WRITTEN TASK >>
Lines containing the word "работу" are to be located and copied.
** Start MATERIALS PROVIDED **
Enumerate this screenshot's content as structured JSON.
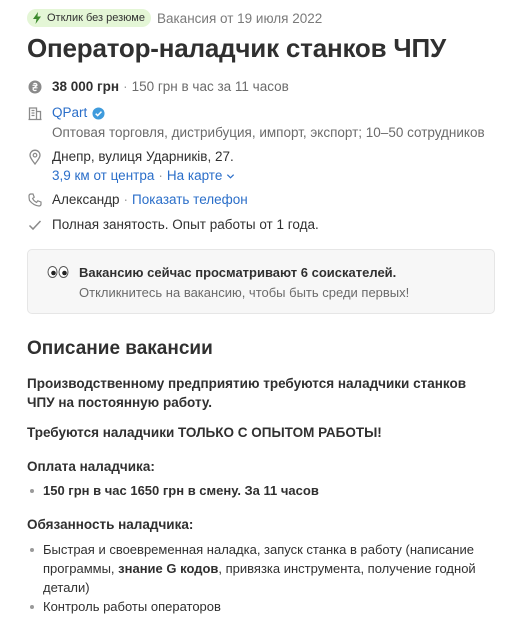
{
  "badge": {
    "label": "Отклик без резюме"
  },
  "posted": "Вакансия от 19 июля 2022",
  "title": "Оператор-наладчик станков ЧПУ",
  "salary": {
    "amount": "38 000 грн",
    "separator": "·",
    "details": "150 грн в час за 11 часов"
  },
  "company": {
    "name": "QPart",
    "description": "Оптовая торговля, дистрибуция, импорт, экспорт; 10–50 сотрудников"
  },
  "location": {
    "address": "Днепр, вулиця Ударників, 27.",
    "distance_link": "3,9 км от центра",
    "separator": "·",
    "map_link": "На карте"
  },
  "contact": {
    "name": "Александр",
    "separator": "·",
    "phone_link": "Показать телефон"
  },
  "employment": "Полная занятость. Опыт работы от 1 года.",
  "notice": {
    "headline": "Вакансию сейчас просматривают 6 соискателей.",
    "subtext": "Откликнитесь на вакансию, чтобы быть среди первых!"
  },
  "description": {
    "heading": "Описание вакансии",
    "intro": "Производственному предприятию требуются наладчики станков ЧПУ на постоянную работу.",
    "experience": "Требуются наладчики ТОЛЬКО С ОПЫТОМ РАБОТЫ!",
    "pay_heading": "Оплата наладчика:",
    "pay_items": [
      "150 грн в час 1650 грн в смену. За 11 часов"
    ],
    "duties_heading": "Обязанность наладчика:",
    "duty_1_part1": "Быстрая и своевременная наладка, запуск станка в работу (написание программы, ",
    "duty_1_bold": "знание G кодов",
    "duty_1_part2": ", привязка инструмента, получение годной детали)",
    "duty_2": "Контроль работы операторов"
  },
  "colors": {
    "accent_link": "#2a6ec9",
    "badge_bg": "#e4f6d6",
    "verified": "#3f9bdc"
  },
  "icons": [
    "lightning-icon",
    "money-icon",
    "building-icon",
    "verified-icon",
    "location-pin-icon",
    "chevron-down-icon",
    "phone-icon",
    "checkmark-icon",
    "eyes-icon"
  ]
}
** End MATERIALS PROVIDED **
FINAL RESULT >>
    "intro": "Производственному предприятию требуются наладчики станков ЧПУ на постоянную работу.",
    "duty_1_part1": "Быстрая и своевременная наладка, запуск станка в работу (написание программы, ",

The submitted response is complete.